• REQUEST: Copy all the records below exactly as they appear, line for line, but leave the pictures out.

• PROVIDED RECORDS:

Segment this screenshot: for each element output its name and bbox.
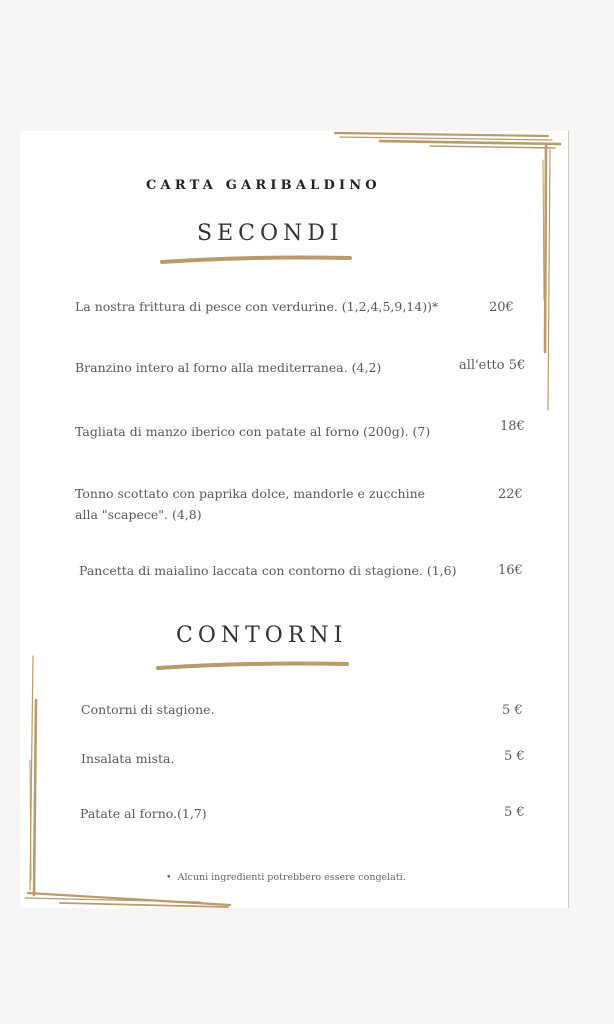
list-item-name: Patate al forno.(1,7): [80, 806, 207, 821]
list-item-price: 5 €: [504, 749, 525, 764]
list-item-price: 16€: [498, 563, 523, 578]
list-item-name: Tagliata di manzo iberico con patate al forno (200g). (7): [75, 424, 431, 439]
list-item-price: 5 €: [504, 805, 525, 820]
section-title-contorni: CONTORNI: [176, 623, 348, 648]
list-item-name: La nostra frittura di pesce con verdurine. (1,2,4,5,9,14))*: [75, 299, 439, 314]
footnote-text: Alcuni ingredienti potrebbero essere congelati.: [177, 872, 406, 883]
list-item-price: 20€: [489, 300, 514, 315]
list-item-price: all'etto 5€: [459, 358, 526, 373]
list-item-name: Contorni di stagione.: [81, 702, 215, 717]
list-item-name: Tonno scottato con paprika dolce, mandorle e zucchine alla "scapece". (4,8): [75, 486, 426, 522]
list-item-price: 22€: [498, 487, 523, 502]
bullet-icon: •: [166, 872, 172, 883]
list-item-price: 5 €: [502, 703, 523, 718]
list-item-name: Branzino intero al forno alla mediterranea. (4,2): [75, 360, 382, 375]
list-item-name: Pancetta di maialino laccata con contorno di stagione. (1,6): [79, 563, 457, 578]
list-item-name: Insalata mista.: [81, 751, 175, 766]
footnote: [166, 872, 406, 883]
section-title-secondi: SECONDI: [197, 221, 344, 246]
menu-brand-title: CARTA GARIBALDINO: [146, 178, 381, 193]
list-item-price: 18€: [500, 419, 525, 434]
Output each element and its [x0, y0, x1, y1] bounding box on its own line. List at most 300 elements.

• ANSWER IN FULL:
Segment this screenshot: for each element output its name and bbox.
list-item-name: Patate al forno.(1,7): [80, 806, 207, 821]
list-item-price: 5 €: [504, 749, 525, 764]
list-item-price: 16€: [498, 563, 523, 578]
list-item-name: Tagliata di manzo iberico con patate al forno (200g). (7): [75, 424, 431, 439]
list-item-price: 5 €: [504, 805, 525, 820]
section-title-contorni: CONTORNI: [176, 623, 348, 648]
list-item-name: La nostra frittura di pesce con verdurine. (1,2,4,5,9,14))*: [75, 299, 439, 314]
footnote-text: Alcuni ingredienti potrebbero essere congelati.: [177, 872, 406, 883]
list-item-price: 20€: [489, 300, 514, 315]
list-item-price: all'etto 5€: [459, 358, 526, 373]
list-item-name: Contorni di stagione.: [81, 702, 215, 717]
list-item-name: Tonno scottato con paprika dolce, mandorle e zucchine alla "scapece". (4,8): [75, 486, 426, 522]
list-item-price: 22€: [498, 487, 523, 502]
bullet-icon: •: [166, 872, 172, 883]
list-item-price: 5 €: [502, 703, 523, 718]
list-item-name: Branzino intero al forno alla mediterranea. (4,2): [75, 360, 382, 375]
list-item-name: Pancetta di maialino laccata con contorno di stagione. (1,6): [79, 563, 457, 578]
list-item-name: Insalata mista.: [81, 751, 175, 766]
footnote: [166, 872, 406, 883]
section-title-secondi: SECONDI: [197, 221, 344, 246]
menu-brand-title: CARTA GARIBALDINO: [146, 178, 381, 193]
list-item-price: 18€: [500, 419, 525, 434]
Output each element and its [x0, y0, x1, y1] bounding box on its own line. List at most 300 elements.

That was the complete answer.